## [SHORT PROBLEM]
Set all the material down again unchanged, without the pictures.

## [A run of records]
==========
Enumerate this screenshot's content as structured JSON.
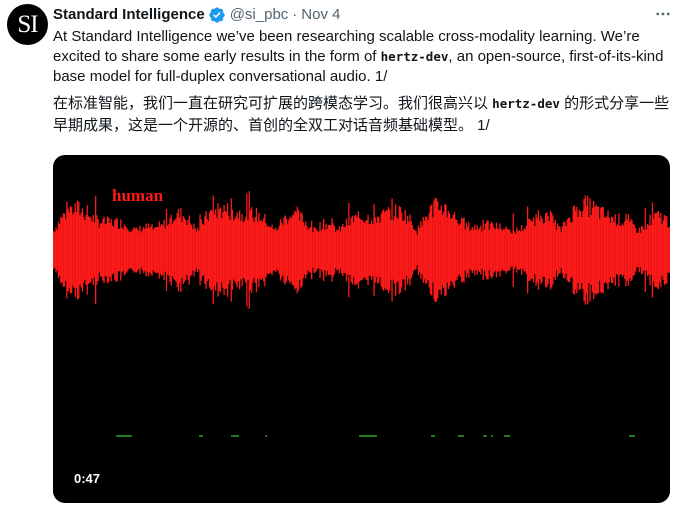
{
  "author": {
    "avatar_text": "SI",
    "display_name": "Standard Intelligence",
    "handle": "@si_pbc",
    "separator": "·",
    "date": "Nov 4"
  },
  "tweet": {
    "p1_before": "At Standard Intelligence we’ve been researching scalable cross-modality learning. We’re excited to share some early results in the form of ",
    "p1_code": "hertz-dev",
    "p1_after": ", an open-source, first-of-its-kind base model for full-duplex conversational audio. 1/",
    "p2_before": "在标准智能，我们一直在研究可扩展的跨模态学习。我们很高兴以 ",
    "p2_code": "hertz-dev",
    "p2_after": " 的形式分享一些早期成果，这是一个开源的、首创的全双工对话音频基础模型。 1/"
  },
  "video": {
    "label": "human",
    "duration": "0:47",
    "wave_color": "#ff1a1a",
    "secondary_color": "#1f7a1f"
  },
  "colors": {
    "verified": "#1d9bf0",
    "secondary_text": "#536471"
  }
}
==========
## [ANSWER BELOW]
Enumerate this screenshot's content as structured JSON.
{
  "author": {
    "avatar_text": "SI",
    "display_name": "Standard Intelligence",
    "handle": "@si_pbc",
    "separator": "·",
    "date": "Nov 4"
  },
  "tweet": {
    "p1_before": "At Standard Intelligence we’ve been researching scalable cross-modality learning. We’re excited to share some early results in the form of ",
    "p1_code": "hertz-dev",
    "p1_after": ", an open-source, first-of-its-kind base model for full-duplex conversational audio. 1/",
    "p2_before": "在标准智能，我们一直在研究可扩展的跨模态学习。我们很高兴以 ",
    "p2_code": "hertz-dev",
    "p2_after": " 的形式分享一些早期成果，这是一个开源的、首创的全双工对话音频基础模型。 1/"
  },
  "video": {
    "label": "human",
    "duration": "0:47",
    "wave_color": "#ff1a1a",
    "secondary_color": "#1f7a1f"
  },
  "colors": {
    "verified": "#1d9bf0",
    "secondary_text": "#536471"
  }
}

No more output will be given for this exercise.